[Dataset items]
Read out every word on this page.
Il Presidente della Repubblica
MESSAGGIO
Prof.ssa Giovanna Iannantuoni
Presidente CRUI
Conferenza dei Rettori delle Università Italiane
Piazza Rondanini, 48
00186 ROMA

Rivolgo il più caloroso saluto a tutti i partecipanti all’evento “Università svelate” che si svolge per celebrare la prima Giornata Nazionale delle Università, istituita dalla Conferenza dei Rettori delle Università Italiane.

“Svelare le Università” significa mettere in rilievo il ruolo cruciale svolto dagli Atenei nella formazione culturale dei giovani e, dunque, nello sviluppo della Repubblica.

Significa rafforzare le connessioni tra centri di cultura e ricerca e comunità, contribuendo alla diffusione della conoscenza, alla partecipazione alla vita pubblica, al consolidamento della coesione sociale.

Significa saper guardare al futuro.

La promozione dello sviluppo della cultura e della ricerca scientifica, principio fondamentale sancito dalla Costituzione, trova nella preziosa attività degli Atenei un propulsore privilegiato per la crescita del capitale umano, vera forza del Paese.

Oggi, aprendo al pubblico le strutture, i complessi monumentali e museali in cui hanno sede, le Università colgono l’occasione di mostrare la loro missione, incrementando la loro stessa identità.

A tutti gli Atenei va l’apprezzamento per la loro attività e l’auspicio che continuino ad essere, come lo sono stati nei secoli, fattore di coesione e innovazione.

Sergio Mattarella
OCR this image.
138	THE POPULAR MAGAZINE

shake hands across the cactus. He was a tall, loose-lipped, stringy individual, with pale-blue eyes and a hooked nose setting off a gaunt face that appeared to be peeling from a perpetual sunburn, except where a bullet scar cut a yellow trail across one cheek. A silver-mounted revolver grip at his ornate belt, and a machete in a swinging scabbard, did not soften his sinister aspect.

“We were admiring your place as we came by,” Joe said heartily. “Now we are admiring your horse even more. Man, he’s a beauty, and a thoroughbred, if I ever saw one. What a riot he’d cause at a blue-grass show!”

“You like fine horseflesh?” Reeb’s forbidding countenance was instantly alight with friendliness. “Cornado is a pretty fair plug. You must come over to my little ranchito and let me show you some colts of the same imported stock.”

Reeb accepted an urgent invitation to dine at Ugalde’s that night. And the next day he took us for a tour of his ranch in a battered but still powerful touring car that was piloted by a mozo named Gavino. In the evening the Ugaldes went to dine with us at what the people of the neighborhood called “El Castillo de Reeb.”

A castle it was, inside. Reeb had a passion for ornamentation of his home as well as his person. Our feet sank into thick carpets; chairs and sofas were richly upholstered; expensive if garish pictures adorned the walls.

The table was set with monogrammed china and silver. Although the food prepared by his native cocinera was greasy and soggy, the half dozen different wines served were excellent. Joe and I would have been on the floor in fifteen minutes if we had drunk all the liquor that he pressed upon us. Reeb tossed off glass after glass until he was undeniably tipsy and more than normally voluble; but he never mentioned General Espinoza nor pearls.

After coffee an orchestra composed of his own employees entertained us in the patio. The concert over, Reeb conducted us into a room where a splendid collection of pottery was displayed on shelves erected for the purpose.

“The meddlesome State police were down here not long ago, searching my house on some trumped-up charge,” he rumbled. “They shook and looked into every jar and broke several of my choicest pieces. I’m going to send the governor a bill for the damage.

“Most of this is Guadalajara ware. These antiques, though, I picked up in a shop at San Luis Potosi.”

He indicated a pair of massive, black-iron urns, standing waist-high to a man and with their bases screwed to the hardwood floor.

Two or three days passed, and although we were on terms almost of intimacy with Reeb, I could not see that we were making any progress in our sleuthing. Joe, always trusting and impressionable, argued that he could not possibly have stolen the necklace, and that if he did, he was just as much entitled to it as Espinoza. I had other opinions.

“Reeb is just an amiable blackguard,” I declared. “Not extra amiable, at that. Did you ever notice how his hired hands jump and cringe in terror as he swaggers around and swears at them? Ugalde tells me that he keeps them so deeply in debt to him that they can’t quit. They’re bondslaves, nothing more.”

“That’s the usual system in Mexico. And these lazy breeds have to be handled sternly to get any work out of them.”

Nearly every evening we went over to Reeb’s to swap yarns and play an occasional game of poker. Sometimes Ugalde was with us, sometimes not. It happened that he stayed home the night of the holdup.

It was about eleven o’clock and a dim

(DIRECTIONS)
Reproduce the entries above exactly.

(COMPLETED TASK)
Read out every word on this page.
Il Presidente della Repubblica
MESSAGGIO
Prof.ssa Giovanna Iannantuoni
Presidente CRUI
Conferenza dei Rettori delle Università Italiane
Piazza Rondanini, 48
00186 ROMA

Rivolgo il più caloroso saluto a tutti i partecipanti all’evento “Università svelate” che si svolge per celebrare la prima Giornata Nazionale delle Università, istituita dalla Conferenza dei Rettori delle Università Italiane.

“Svelare le Università” significa mettere in rilievo il ruolo cruciale svolto dagli Atenei nella formazione culturale dei giovani e, dunque, nello sviluppo della Repubblica.

Significa rafforzare le connessioni tra centri di cultura e ricerca e comunità, contribuendo alla diffusione della conoscenza, alla partecipazione alla vita pubblica, al consolidamento della coesione sociale.

Significa saper guardare al futuro.

La promozione dello sviluppo della cultura e della ricerca scientifica, principio fondamentale sancito dalla Costituzione, trova nella preziosa attività degli Atenei un propulsore privilegiato per la crescita del capitale umano, vera forza del Paese.

Oggi, aprendo al pubblico le strutture, i complessi monumentali e museali in cui hanno sede, le Università colgono l’occasione di mostrare la loro missione, incrementando la loro stessa identità.

A tutti gli Atenei va l’apprezzamento per la loro attività e l’auspicio che continuino ad essere, come lo sono stati nei secoli, fattore di coesione e innovazione.

Sergio Mattarella
OCR this image.
138	THE POPULAR MAGAZINE

shake hands across the cactus. He was a tall, loose-lipped, stringy individual, with pale-blue eyes and a hooked nose setting off a gaunt face that appeared to be peeling from a perpetual sunburn, except where a bullet scar cut a yellow trail across one cheek. A silver-mounted revolver grip at his ornate belt, and a machete in a swinging scabbard, did not soften his sinister aspect.

“We were admiring your place as we came by,” Joe said heartily. “Now we are admiring your horse even more. Man, he’s a beauty, and a thoroughbred, if I ever saw one. What a riot he’d cause at a blue-grass show!”

“You like fine horseflesh?” Reeb’s forbidding countenance was instantly alight with friendliness. “Cornado is a pretty fair plug. You must come over to my little ranchito and let me show you some colts of the same imported stock.”

Reeb accepted an urgent invitation to dine at Ugalde’s that night. And the next day he took us for a tour of his ranch in a battered but still powerful touring car that was piloted by a mozo named Gavino. In the evening the Ugaldes went to dine with us at what the people of the neighborhood called “El Castillo de Reeb.”

A castle it was, inside. Reeb had a passion for ornamentation of his home as well as his person. Our feet sank into thick carpets; chairs and sofas were richly upholstered; expensive if garish pictures adorned the walls.

The table was set with monogrammed china and silver. Although the food prepared by his native cocinera was greasy and soggy, the half dozen different wines served were excellent. Joe and I would have been on the floor in fifteen minutes if we had drunk all the liquor that he pressed upon us. Reeb tossed off glass after glass until he was undeniably tipsy and more than normally voluble; but he never mentioned General Espinoza nor pearls.

After coffee an orchestra composed of his own employees entertained us in the patio. The concert over, Reeb conducted us into a room where a splendid collection of pottery was displayed on shelves erected for the purpose.

“The meddlesome State police were down here not long ago, searching my house on some trumped-up charge,” he rumbled. “They shook and looked into every jar and broke several of my choicest pieces. I’m going to send the governor a bill for the damage.

“Most of this is Guadalajara ware. These antiques, though, I picked up in a shop at San Luis Potosi.”

He indicated a pair of massive, black-iron urns, standing waist-high to a man and with their bases screwed to the hardwood floor.

Two or three days passed, and although we were on terms almost of intimacy with Reeb, I could not see that we were making any progress in our sleuthing. Joe, always trusting and impressionable, argued that he could not possibly have stolen the necklace, and that if he did, he was just as much entitled to it as Espinoza. I had other opinions.

“Reeb is just an amiable blackguard,” I declared. “Not extra amiable, at that. Did you ever notice how his hired hands jump and cringe in terror as he swaggers around and swears at them? Ugalde tells me that he keeps them so deeply in debt to him that they can’t quit. They’re bondslaves, nothing more.”

“That’s the usual system in Mexico. And these lazy breeds have to be handled sternly to get any work out of them.”

Nearly every evening we went over to Reeb’s to swap yarns and play an occasional game of poker. Sometimes Ugalde was with us, sometimes not. It happened that he stayed home the night of the holdup.

It was about eleven o’clock and a dim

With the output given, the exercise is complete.